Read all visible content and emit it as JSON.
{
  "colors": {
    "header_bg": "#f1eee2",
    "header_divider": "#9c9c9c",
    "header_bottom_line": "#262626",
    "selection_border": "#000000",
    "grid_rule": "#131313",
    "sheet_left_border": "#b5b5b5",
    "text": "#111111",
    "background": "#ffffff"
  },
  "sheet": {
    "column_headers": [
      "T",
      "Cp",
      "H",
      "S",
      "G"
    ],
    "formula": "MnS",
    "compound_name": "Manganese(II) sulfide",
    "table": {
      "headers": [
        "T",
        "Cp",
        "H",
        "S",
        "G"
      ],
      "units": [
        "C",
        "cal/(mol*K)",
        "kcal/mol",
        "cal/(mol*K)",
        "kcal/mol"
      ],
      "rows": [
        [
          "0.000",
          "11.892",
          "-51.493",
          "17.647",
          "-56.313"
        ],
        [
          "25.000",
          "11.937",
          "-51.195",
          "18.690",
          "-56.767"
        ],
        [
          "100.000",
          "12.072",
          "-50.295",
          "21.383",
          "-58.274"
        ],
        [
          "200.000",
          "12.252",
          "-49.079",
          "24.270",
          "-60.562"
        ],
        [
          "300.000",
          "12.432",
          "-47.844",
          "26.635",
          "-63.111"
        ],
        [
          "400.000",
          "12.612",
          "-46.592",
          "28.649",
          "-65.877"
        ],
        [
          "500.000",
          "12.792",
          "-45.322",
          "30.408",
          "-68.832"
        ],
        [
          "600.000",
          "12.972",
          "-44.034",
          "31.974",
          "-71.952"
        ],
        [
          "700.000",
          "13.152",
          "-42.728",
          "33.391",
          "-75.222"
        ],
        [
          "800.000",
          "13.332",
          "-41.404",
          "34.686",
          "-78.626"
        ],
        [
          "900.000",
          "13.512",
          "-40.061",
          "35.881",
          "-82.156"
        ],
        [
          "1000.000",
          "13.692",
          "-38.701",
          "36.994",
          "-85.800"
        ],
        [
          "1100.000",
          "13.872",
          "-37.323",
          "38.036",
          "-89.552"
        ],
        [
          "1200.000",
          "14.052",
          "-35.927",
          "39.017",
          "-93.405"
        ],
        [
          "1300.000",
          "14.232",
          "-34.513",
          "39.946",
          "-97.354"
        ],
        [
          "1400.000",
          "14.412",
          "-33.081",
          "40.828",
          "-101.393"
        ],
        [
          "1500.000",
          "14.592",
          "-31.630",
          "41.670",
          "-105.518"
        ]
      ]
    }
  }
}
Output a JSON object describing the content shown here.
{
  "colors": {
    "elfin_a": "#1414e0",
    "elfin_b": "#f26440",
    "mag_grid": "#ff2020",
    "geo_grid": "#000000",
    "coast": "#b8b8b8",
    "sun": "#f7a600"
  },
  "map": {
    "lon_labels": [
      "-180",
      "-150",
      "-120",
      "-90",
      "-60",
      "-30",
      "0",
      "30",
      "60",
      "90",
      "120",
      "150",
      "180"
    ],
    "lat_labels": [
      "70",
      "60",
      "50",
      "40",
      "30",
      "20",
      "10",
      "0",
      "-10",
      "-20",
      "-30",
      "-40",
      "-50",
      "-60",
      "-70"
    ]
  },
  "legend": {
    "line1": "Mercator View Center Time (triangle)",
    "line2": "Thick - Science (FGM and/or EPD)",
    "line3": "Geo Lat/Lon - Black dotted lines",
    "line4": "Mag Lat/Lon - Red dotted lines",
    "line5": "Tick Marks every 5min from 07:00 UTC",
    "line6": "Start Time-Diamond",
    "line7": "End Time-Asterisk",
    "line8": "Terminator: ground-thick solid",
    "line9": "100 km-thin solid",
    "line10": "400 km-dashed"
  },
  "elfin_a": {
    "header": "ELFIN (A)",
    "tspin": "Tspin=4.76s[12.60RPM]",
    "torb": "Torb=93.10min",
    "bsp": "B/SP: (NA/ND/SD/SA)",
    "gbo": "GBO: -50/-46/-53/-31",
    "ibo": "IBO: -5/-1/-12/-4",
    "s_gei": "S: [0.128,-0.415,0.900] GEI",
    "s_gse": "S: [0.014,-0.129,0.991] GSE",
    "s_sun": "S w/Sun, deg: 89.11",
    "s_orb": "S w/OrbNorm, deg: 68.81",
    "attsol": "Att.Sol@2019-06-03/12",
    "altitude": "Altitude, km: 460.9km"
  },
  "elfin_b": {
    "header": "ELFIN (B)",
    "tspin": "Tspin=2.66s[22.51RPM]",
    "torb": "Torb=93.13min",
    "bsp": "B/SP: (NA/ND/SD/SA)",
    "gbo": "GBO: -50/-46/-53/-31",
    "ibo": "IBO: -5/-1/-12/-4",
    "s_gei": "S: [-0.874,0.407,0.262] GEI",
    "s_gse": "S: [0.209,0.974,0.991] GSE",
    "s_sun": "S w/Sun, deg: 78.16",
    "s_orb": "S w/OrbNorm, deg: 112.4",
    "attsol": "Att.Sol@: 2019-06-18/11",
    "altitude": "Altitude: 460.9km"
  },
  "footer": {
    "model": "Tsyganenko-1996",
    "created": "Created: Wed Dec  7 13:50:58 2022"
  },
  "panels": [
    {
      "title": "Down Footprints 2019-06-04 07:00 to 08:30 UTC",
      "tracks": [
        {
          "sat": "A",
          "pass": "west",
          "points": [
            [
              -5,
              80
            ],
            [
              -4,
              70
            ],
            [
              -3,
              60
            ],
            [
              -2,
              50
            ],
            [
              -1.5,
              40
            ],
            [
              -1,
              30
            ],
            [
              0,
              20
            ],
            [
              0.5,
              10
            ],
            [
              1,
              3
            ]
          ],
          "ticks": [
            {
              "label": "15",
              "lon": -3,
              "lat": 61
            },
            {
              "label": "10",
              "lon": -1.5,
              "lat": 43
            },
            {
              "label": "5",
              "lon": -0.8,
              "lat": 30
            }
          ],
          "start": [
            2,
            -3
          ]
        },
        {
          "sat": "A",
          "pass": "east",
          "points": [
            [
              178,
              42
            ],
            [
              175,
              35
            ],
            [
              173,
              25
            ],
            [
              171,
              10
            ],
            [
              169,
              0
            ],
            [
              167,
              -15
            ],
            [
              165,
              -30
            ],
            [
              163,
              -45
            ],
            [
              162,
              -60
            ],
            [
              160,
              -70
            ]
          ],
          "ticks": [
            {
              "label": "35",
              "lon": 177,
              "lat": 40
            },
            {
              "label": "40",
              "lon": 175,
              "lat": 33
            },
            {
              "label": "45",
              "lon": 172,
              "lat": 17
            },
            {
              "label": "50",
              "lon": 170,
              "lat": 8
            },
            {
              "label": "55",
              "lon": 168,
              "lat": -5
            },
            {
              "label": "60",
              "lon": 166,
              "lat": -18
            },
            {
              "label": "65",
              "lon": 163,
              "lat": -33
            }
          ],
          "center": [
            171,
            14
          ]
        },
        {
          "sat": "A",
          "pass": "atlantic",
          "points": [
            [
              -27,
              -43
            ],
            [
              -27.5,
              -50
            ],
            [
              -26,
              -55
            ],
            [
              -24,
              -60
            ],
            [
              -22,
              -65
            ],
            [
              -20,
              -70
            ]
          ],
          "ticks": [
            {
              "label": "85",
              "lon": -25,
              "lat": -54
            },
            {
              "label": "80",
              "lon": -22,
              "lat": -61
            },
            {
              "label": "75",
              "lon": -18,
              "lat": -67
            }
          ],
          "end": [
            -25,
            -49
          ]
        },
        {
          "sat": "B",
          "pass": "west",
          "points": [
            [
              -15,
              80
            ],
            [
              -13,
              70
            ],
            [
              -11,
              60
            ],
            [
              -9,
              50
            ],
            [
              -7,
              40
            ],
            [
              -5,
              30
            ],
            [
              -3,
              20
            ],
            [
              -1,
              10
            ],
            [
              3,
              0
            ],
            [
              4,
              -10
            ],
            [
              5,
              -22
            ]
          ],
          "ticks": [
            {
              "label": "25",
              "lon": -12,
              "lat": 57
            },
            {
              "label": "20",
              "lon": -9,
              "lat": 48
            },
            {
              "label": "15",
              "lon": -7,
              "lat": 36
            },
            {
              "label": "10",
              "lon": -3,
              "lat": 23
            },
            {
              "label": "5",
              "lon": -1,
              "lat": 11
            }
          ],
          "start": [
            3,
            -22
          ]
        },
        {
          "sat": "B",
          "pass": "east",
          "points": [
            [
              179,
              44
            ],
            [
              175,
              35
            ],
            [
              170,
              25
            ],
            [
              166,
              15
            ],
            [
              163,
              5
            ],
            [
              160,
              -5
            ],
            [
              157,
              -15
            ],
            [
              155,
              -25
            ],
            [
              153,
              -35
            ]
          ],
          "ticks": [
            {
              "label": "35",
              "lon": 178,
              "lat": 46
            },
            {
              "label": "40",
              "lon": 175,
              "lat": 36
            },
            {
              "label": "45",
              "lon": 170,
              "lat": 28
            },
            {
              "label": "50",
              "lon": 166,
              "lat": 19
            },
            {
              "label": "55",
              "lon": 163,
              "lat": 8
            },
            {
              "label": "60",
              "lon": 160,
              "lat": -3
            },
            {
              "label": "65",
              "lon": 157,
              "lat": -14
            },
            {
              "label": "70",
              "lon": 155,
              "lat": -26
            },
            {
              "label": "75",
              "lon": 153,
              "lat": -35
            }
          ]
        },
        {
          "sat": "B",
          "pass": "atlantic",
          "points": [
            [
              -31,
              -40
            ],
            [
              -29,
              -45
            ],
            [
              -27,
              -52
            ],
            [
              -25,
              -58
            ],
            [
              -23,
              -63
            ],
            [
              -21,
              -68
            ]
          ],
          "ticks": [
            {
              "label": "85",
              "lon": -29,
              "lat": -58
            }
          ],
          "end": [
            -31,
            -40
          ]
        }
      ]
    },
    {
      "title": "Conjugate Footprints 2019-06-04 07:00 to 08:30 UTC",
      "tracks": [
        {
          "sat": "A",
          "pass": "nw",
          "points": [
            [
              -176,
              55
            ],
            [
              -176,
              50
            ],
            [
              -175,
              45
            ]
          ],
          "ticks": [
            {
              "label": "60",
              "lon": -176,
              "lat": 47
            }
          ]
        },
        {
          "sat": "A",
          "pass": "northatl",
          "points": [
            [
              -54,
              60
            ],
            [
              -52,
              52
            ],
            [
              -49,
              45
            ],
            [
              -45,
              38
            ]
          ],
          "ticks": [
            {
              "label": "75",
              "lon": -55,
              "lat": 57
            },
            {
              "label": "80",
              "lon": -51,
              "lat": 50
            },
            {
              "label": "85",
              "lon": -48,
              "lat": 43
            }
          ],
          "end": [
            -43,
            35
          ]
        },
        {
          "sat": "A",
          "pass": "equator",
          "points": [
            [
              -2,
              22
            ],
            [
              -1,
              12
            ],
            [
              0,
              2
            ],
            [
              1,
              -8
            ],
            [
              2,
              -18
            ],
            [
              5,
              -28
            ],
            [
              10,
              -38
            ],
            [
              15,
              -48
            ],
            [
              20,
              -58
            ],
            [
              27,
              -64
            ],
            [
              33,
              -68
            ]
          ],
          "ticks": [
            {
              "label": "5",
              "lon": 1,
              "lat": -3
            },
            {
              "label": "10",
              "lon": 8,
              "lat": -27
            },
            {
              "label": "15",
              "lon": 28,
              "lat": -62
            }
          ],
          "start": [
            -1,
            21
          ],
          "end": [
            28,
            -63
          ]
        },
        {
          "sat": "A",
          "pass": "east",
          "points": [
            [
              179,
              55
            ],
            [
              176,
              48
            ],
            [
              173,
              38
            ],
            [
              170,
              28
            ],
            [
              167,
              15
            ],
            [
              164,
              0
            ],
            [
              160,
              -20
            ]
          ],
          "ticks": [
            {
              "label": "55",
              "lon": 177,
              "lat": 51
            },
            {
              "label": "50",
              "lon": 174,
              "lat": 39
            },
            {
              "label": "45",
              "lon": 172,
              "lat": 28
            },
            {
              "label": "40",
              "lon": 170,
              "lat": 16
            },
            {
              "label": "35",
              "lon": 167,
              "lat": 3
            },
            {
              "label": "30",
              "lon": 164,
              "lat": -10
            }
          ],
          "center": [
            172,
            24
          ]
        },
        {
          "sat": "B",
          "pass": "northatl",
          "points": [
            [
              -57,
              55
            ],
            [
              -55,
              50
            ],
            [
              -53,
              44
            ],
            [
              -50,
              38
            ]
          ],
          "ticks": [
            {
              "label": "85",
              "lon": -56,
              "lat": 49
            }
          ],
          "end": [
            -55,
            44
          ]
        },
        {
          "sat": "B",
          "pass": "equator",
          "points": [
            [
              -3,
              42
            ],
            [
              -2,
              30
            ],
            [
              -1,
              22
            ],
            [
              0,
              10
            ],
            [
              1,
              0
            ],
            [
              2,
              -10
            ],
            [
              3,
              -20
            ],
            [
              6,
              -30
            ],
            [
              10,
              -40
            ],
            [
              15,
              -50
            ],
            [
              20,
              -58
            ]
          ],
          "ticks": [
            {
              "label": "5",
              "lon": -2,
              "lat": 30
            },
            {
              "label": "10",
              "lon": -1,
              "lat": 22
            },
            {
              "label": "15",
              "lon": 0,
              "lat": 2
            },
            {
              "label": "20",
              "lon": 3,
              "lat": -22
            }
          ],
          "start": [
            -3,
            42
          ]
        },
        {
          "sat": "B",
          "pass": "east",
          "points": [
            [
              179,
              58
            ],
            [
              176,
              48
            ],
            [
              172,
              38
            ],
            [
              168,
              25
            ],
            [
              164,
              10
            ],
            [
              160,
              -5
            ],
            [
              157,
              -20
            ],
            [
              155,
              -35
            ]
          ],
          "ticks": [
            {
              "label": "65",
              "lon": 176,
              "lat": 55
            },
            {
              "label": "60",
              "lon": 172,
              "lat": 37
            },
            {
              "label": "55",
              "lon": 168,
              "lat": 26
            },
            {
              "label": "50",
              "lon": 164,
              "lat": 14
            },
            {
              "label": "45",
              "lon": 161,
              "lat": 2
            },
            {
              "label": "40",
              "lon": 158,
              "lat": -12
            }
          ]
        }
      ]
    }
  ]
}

_Task statement_
Lines containing the string "Tspin" are to be selected and copied.

_Output of the exercise_
    "tspin": "Tspin=4.76s[12.60RPM]",
    "tspin": "Tspin=2.66s[22.51RPM]",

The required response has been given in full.